#### Task details
Transcribe each line of the records below exactly, excluding any embedded images.

#### Records for this exercise

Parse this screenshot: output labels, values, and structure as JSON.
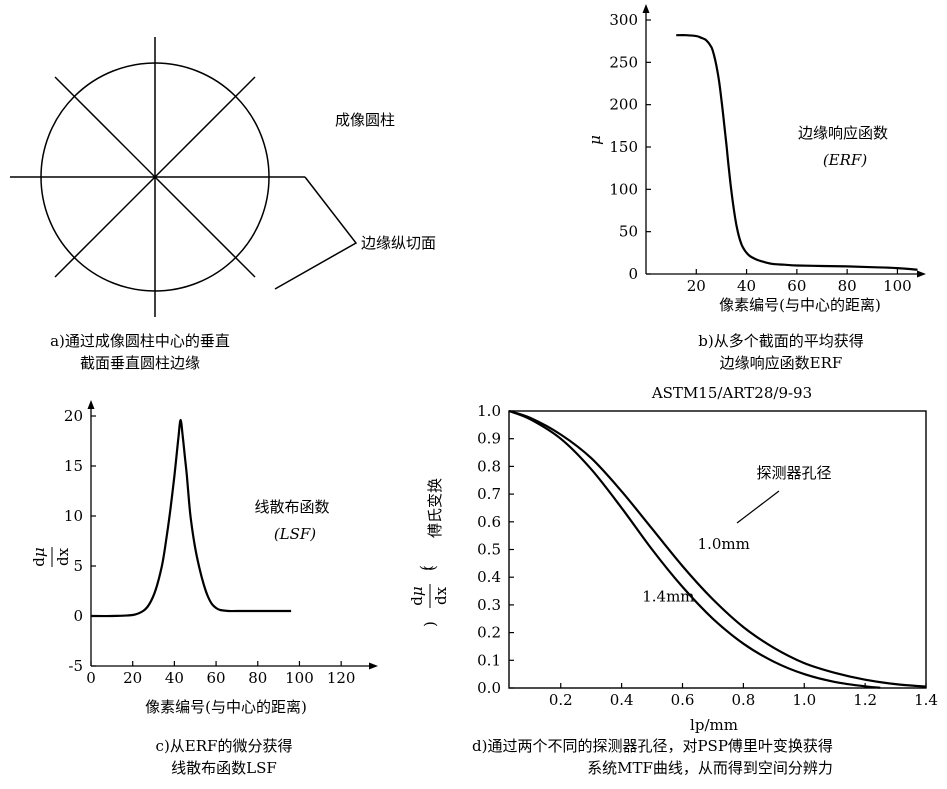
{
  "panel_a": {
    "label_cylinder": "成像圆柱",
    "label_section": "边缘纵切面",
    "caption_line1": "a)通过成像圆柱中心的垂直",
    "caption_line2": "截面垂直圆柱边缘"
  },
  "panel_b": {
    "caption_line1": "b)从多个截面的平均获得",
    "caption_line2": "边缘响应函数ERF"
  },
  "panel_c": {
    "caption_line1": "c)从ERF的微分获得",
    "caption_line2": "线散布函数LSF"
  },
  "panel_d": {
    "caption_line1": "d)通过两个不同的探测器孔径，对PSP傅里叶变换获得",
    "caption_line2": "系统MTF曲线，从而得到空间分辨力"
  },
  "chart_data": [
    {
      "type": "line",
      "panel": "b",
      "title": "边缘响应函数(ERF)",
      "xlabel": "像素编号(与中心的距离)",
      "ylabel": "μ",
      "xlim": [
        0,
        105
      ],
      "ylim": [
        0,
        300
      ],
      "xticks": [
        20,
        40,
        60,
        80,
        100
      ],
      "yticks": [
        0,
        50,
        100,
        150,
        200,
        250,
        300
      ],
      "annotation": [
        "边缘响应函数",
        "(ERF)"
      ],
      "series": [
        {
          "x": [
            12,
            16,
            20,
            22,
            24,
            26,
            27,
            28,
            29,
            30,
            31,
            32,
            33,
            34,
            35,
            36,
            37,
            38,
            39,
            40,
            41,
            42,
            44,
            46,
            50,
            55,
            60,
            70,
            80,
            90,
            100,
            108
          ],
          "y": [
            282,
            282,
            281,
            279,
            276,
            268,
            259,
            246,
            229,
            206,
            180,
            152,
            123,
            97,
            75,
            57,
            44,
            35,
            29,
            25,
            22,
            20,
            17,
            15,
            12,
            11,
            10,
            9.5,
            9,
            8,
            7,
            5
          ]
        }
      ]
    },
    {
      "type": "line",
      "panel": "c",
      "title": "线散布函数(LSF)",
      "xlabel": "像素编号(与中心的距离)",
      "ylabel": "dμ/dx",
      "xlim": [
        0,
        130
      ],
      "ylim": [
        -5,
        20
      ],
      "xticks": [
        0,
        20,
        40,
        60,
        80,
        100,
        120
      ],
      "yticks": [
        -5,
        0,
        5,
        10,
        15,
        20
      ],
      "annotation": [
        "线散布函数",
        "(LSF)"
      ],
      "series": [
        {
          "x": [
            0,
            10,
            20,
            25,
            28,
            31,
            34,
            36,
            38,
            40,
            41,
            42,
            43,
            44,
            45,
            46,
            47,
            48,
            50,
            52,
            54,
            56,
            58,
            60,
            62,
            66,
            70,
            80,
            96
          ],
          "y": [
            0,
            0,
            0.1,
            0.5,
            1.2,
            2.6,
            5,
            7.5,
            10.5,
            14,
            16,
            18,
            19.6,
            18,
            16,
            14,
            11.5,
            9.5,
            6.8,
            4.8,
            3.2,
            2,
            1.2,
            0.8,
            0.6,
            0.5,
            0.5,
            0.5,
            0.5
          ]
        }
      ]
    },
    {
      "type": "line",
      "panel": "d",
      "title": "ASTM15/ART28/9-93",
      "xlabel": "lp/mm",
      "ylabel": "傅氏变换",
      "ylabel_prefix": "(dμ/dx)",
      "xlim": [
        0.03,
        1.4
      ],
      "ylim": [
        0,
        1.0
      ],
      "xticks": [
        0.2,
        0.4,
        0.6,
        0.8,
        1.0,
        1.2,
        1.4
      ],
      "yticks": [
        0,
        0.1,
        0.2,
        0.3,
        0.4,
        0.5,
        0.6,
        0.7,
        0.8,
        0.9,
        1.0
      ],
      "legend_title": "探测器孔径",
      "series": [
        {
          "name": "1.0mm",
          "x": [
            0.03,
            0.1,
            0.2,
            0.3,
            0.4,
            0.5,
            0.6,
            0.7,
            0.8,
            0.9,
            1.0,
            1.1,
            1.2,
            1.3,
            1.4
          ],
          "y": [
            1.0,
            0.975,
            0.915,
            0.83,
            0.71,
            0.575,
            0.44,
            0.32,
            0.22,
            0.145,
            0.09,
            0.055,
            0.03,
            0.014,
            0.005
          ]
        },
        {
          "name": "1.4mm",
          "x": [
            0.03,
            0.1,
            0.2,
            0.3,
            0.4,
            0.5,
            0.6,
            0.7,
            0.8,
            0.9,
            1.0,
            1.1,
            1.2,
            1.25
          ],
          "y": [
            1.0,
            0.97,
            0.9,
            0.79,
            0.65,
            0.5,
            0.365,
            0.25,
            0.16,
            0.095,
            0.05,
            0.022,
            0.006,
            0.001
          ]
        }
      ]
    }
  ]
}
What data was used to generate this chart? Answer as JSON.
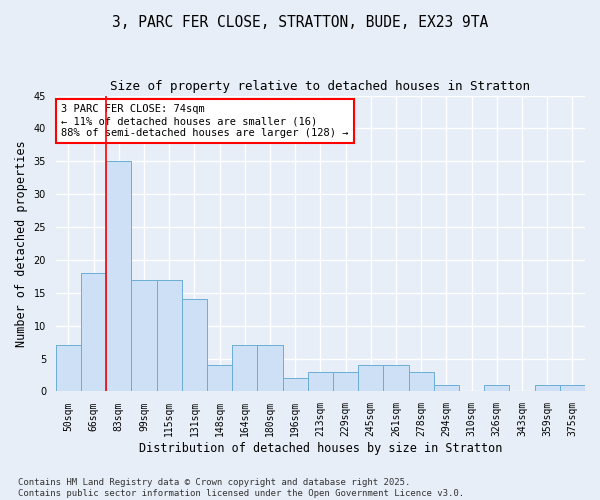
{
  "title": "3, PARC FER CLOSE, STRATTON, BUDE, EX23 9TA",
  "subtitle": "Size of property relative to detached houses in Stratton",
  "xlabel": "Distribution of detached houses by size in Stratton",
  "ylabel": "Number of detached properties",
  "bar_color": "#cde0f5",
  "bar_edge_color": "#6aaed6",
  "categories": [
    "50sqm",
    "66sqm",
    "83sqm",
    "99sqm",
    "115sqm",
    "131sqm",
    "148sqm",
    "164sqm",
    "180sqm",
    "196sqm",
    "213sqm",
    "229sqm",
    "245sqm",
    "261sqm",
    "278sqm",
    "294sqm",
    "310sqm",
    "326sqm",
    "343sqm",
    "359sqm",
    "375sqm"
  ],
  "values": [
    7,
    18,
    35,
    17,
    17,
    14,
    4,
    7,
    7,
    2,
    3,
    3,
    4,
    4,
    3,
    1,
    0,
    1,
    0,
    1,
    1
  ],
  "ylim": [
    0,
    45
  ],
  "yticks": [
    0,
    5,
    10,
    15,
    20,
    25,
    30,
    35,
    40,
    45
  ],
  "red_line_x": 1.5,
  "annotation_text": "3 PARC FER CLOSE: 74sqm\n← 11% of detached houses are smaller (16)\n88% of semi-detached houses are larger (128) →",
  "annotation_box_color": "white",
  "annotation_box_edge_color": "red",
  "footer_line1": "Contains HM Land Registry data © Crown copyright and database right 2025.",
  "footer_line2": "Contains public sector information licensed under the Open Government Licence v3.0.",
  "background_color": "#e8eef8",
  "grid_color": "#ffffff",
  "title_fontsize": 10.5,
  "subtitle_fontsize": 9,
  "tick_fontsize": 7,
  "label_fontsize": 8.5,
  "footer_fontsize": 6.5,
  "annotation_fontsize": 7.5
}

#### Solution
Parse this screenshot: output labels, values, and structure as JSON.
{
  "panel_a": {
    "label_cylinder": "成像圆柱",
    "label_section": "边缘纵切面",
    "caption_line1": "a)通过成像圆柱中心的垂直",
    "caption_line2": "截面垂直圆柱边缘"
  },
  "panel_b": {
    "caption_line1": "b)从多个截面的平均获得",
    "caption_line2": "边缘响应函数ERF"
  },
  "panel_c": {
    "caption_line1": "c)从ERF的微分获得",
    "caption_line2": "线散布函数LSF"
  },
  "panel_d": {
    "caption_line1": "d)通过两个不同的探测器孔径，对PSP傅里叶变换获得",
    "caption_line2": "系统MTF曲线，从而得到空间分辨力"
  },
  "chart_data": [
    {
      "type": "line",
      "panel": "b",
      "title": "边缘响应函数(ERF)",
      "xlabel": "像素编号(与中心的距离)",
      "ylabel": "μ",
      "xlim": [
        0,
        105
      ],
      "ylim": [
        0,
        300
      ],
      "xticks": [
        20,
        40,
        60,
        80,
        100
      ],
      "yticks": [
        0,
        50,
        100,
        150,
        200,
        250,
        300
      ],
      "annotation": [
        "边缘响应函数",
        "(ERF)"
      ],
      "series": [
        {
          "x": [
            12,
            16,
            20,
            22,
            24,
            26,
            27,
            28,
            29,
            30,
            31,
            32,
            33,
            34,
            35,
            36,
            37,
            38,
            39,
            40,
            41,
            42,
            44,
            46,
            50,
            55,
            60,
            70,
            80,
            90,
            100,
            108
          ],
          "y": [
            282,
            282,
            281,
            279,
            276,
            268,
            259,
            246,
            229,
            206,
            180,
            152,
            123,
            97,
            75,
            57,
            44,
            35,
            29,
            25,
            22,
            20,
            17,
            15,
            12,
            11,
            10,
            9.5,
            9,
            8,
            7,
            5
          ]
        }
      ]
    },
    {
      "type": "line",
      "panel": "c",
      "title": "线散布函数(LSF)",
      "xlabel": "像素编号(与中心的距离)",
      "ylabel": "dμ/dx",
      "xlim": [
        0,
        130
      ],
      "ylim": [
        -5,
        20
      ],
      "xticks": [
        0,
        20,
        40,
        60,
        80,
        100,
        120
      ],
      "yticks": [
        -5,
        0,
        5,
        10,
        15,
        20
      ],
      "annotation": [
        "线散布函数",
        "(LSF)"
      ],
      "series": [
        {
          "x": [
            0,
            10,
            20,
            25,
            28,
            31,
            34,
            36,
            38,
            40,
            41,
            42,
            43,
            44,
            45,
            46,
            47,
            48,
            50,
            52,
            54,
            56,
            58,
            60,
            62,
            66,
            70,
            80,
            96
          ],
          "y": [
            0,
            0,
            0.1,
            0.5,
            1.2,
            2.6,
            5,
            7.5,
            10.5,
            14,
            16,
            18,
            19.6,
            18,
            16,
            14,
            11.5,
            9.5,
            6.8,
            4.8,
            3.2,
            2,
            1.2,
            0.8,
            0.6,
            0.5,
            0.5,
            0.5,
            0.5
          ]
        }
      ]
    },
    {
      "type": "line",
      "panel": "d",
      "title": "ASTM15/ART28/9-93",
      "xlabel": "lp/mm",
      "ylabel": "傅氏变换",
      "ylabel_prefix": "(dμ/dx)",
      "xlim": [
        0.03,
        1.4
      ],
      "ylim": [
        0,
        1.0
      ],
      "xticks": [
        0.2,
        0.4,
        0.6,
        0.8,
        1.0,
        1.2,
        1.4
      ],
      "yticks": [
        0,
        0.1,
        0.2,
        0.3,
        0.4,
        0.5,
        0.6,
        0.7,
        0.8,
        0.9,
        1.0
      ],
      "legend_title": "探测器孔径",
      "series": [
        {
          "name": "1.0mm",
          "x": [
            0.03,
            0.1,
            0.2,
            0.3,
            0.4,
            0.5,
            0.6,
            0.7,
            0.8,
            0.9,
            1.0,
            1.1,
            1.2,
            1.3,
            1.4
          ],
          "y": [
            1.0,
            0.975,
            0.915,
            0.83,
            0.71,
            0.575,
            0.44,
            0.32,
            0.22,
            0.145,
            0.09,
            0.055,
            0.03,
            0.014,
            0.005
          ]
        },
        {
          "name": "1.4mm",
          "x": [
            0.03,
            0.1,
            0.2,
            0.3,
            0.4,
            0.5,
            0.6,
            0.7,
            0.8,
            0.9,
            1.0,
            1.1,
            1.2,
            1.25
          ],
          "y": [
            1.0,
            0.97,
            0.9,
            0.79,
            0.65,
            0.5,
            0.365,
            0.25,
            0.16,
            0.095,
            0.05,
            0.022,
            0.006,
            0.001
          ]
        }
      ]
    }
  ]
}
What data was used to generate this chart? Answer as JSON.
{
  "title": "3, PARC FER CLOSE, STRATTON, BUDE, EX23 9TA",
  "subtitle": "Size of property relative to detached houses in Stratton",
  "xlabel": "Distribution of detached houses by size in Stratton",
  "ylabel": "Number of detached properties",
  "bar_color": "#cde0f5",
  "bar_edge_color": "#6aaed6",
  "categories": [
    "50sqm",
    "66sqm",
    "83sqm",
    "99sqm",
    "115sqm",
    "131sqm",
    "148sqm",
    "164sqm",
    "180sqm",
    "196sqm",
    "213sqm",
    "229sqm",
    "245sqm",
    "261sqm",
    "278sqm",
    "294sqm",
    "310sqm",
    "326sqm",
    "343sqm",
    "359sqm",
    "375sqm"
  ],
  "values": [
    7,
    18,
    35,
    17,
    17,
    14,
    4,
    7,
    7,
    2,
    3,
    3,
    4,
    4,
    3,
    1,
    0,
    1,
    0,
    1,
    1
  ],
  "ylim": [
    0,
    45
  ],
  "yticks": [
    0,
    5,
    10,
    15,
    20,
    25,
    30,
    35,
    40,
    45
  ],
  "red_line_x": 1.5,
  "annotation_text": "3 PARC FER CLOSE: 74sqm\n← 11% of detached houses are smaller (16)\n88% of semi-detached houses are larger (128) →",
  "annotation_box_color": "white",
  "annotation_box_edge_color": "red",
  "footer_line1": "Contains HM Land Registry data © Crown copyright and database right 2025.",
  "footer_line2": "Contains public sector information licensed under the Open Government Licence v3.0.",
  "background_color": "#e8eef8",
  "grid_color": "#ffffff",
  "title_fontsize": 10.5,
  "subtitle_fontsize": 9,
  "tick_fontsize": 7,
  "label_fontsize": 8.5,
  "footer_fontsize": 6.5,
  "annotation_fontsize": 7.5
}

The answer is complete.